Exercise aim: Go through the entries one line at a time, and gather every line that has the word "三严三实".

Stored entries:
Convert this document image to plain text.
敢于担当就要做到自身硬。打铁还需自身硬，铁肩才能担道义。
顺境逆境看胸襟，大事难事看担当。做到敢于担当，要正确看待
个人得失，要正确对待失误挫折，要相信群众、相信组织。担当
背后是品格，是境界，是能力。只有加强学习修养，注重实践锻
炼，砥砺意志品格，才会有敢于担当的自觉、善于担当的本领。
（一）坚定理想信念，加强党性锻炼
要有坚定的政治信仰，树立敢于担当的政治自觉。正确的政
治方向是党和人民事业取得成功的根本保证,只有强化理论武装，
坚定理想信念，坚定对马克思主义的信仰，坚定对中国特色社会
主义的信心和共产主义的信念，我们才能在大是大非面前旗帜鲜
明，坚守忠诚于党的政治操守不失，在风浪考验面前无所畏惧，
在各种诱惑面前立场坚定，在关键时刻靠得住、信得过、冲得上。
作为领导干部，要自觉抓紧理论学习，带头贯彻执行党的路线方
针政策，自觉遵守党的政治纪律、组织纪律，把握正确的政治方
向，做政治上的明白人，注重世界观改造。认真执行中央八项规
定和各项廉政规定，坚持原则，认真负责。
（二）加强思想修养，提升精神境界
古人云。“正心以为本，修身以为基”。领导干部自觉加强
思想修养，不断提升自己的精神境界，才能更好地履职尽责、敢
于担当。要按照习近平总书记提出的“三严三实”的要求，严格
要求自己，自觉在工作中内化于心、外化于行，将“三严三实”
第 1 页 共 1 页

Answer:
于担当。要按照习近平总书记提出的“三严三实”的要求，严格
要求自己，自觉在工作中内化于心、外化于行，将“三严三实”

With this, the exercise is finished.